**Written exercise:**
Output the data below in full, character for character.

------------------------------------------------------------

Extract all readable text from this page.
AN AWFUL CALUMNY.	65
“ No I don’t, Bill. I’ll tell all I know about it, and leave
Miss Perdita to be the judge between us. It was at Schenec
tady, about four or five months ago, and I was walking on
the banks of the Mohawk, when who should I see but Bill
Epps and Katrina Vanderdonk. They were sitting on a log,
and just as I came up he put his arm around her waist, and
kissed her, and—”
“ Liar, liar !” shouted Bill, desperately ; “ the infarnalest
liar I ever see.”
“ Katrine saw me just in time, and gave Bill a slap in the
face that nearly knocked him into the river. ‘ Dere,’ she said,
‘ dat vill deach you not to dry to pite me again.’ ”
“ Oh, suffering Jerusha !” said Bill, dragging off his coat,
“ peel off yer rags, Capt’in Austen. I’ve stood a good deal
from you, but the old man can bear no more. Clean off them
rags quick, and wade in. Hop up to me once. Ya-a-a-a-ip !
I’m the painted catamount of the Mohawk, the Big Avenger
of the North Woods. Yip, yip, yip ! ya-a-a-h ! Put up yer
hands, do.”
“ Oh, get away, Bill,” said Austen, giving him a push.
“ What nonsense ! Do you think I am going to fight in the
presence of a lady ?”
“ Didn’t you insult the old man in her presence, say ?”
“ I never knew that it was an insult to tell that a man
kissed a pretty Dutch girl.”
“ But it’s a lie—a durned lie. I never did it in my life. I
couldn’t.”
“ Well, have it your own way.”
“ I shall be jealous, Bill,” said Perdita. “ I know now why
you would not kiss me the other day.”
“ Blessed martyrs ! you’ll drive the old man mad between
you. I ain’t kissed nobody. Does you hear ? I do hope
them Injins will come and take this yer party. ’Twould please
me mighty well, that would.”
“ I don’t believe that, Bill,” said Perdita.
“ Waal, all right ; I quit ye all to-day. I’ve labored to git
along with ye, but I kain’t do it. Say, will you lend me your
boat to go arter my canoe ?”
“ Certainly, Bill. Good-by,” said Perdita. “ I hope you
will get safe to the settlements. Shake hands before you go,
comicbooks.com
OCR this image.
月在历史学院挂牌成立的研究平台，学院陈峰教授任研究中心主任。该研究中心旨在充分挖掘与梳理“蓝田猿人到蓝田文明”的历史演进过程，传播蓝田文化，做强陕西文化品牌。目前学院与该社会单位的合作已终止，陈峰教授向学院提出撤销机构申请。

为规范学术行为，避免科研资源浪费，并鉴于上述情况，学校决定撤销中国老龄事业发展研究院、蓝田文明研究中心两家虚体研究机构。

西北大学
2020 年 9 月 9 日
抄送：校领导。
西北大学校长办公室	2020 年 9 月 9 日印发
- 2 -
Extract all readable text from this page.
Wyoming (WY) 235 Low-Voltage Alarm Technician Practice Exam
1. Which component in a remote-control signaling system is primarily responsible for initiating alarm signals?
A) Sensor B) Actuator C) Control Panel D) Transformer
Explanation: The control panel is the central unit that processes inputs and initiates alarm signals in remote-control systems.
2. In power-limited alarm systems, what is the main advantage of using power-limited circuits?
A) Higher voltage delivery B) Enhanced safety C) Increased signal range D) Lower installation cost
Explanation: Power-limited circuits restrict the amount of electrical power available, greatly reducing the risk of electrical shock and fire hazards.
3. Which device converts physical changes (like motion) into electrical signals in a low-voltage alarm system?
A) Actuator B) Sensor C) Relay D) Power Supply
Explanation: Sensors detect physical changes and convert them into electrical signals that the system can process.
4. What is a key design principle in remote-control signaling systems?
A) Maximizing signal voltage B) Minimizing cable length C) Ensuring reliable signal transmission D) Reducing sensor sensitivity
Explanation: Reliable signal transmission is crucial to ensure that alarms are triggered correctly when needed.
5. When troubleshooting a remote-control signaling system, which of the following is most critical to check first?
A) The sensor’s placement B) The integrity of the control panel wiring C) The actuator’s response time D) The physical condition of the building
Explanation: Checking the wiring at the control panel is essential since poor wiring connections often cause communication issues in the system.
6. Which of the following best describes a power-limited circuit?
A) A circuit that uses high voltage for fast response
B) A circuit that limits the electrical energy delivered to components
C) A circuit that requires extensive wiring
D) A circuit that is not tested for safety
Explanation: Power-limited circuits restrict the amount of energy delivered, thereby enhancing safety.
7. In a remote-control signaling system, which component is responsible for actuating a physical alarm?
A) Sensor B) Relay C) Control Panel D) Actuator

------------------------------------------------------------

**Output for this exercise:**
Extract all readable text from this page.
AN AWFUL CALUMNY.	65
“ No I don’t, Bill. I’ll tell all I know about it, and leave
Miss Perdita to be the judge between us. It was at Schenec
tady, about four or five months ago, and I was walking on
the banks of the Mohawk, when who should I see but Bill
Epps and Katrina Vanderdonk. They were sitting on a log,
and just as I came up he put his arm around her waist, and
kissed her, and—”
“ Liar, liar !” shouted Bill, desperately ; “ the infarnalest
liar I ever see.”
“ Katrine saw me just in time, and gave Bill a slap in the
face that nearly knocked him into the river. ‘ Dere,’ she said,
‘ dat vill deach you not to dry to pite me again.’ ”
“ Oh, suffering Jerusha !” said Bill, dragging off his coat,
“ peel off yer rags, Capt’in Austen. I’ve stood a good deal
from you, but the old man can bear no more. Clean off them
rags quick, and wade in. Hop up to me once. Ya-a-a-a-ip !
I’m the painted catamount of the Mohawk, the Big Avenger
of the North Woods. Yip, yip, yip ! ya-a-a-h ! Put up yer
hands, do.”
“ Oh, get away, Bill,” said Austen, giving him a push.
“ What nonsense ! Do you think I am going to fight in the
presence of a lady ?”
“ Didn’t you insult the old man in her presence, say ?”
“ I never knew that it was an insult to tell that a man
kissed a pretty Dutch girl.”
“ But it’s a lie—a durned lie. I never did it in my life. I
couldn’t.”
“ Well, have it your own way.”
“ I shall be jealous, Bill,” said Perdita. “ I know now why
you would not kiss me the other day.”
“ Blessed martyrs ! you’ll drive the old man mad between
you. I ain’t kissed nobody. Does you hear ? I do hope
them Injins will come and take this yer party. ’Twould please
me mighty well, that would.”
“ I don’t believe that, Bill,” said Perdita.
“ Waal, all right ; I quit ye all to-day. I’ve labored to git
along with ye, but I kain’t do it. Say, will you lend me your
boat to go arter my canoe ?”
“ Certainly, Bill. Good-by,” said Perdita. “ I hope you
will get safe to the settlements. Shake hands before you go,
comicbooks.com
OCR this image.
月在历史学院挂牌成立的研究平台，学院陈峰教授任研究中心主任。该研究中心旨在充分挖掘与梳理“蓝田猿人到蓝田文明”的历史演进过程，传播蓝田文化，做强陕西文化品牌。目前学院与该社会单位的合作已终止，陈峰教授向学院提出撤销机构申请。

为规范学术行为，避免科研资源浪费，并鉴于上述情况，学校决定撤销中国老龄事业发展研究院、蓝田文明研究中心两家虚体研究机构。

西北大学
2020 年 9 月 9 日
抄送：校领导。
西北大学校长办公室	2020 年 9 月 9 日印发
- 2 -
Extract all readable text from this page.
Wyoming (WY) 235 Low-Voltage Alarm Technician Practice Exam
1. Which component in a remote-control signaling system is primarily responsible for initiating alarm signals?
A) Sensor B) Actuator C) Control Panel D) Transformer
Explanation: The control panel is the central unit that processes inputs and initiates alarm signals in remote-control systems.
2. In power-limited alarm systems, what is the main advantage of using power-limited circuits?
A) Higher voltage delivery B) Enhanced safety C) Increased signal range D) Lower installation cost
Explanation: Power-limited circuits restrict the amount of electrical power available, greatly reducing the risk of electrical shock and fire hazards.
3. Which device converts physical changes (like motion) into electrical signals in a low-voltage alarm system?
A) Actuator B) Sensor C) Relay D) Power Supply
Explanation: Sensors detect physical changes and convert them into electrical signals that the system can process.
4. What is a key design principle in remote-control signaling systems?
A) Maximizing signal voltage B) Minimizing cable length C) Ensuring reliable signal transmission D) Reducing sensor sensitivity
Explanation: Reliable signal transmission is crucial to ensure that alarms are triggered correctly when needed.
5. When troubleshooting a remote-control signaling system, which of the following is most critical to check first?
A) The sensor’s placement B) The integrity of the control panel wiring C) The actuator’s response time D) The physical condition of the building
Explanation: Checking the wiring at the control panel is essential since poor wiring connections often cause communication issues in the system.
6. Which of the following best describes a power-limited circuit?
A) A circuit that uses high voltage for fast response
B) A circuit that limits the electrical energy delivered to components
C) A circuit that requires extensive wiring
D) A circuit that is not tested for safety
Explanation: Power-limited circuits restrict the amount of energy delivered, thereby enhancing safety.
7. In a remote-control signaling system, which component is responsible for actuating a physical alarm?
A) Sensor B) Relay C) Control Panel D) Actuator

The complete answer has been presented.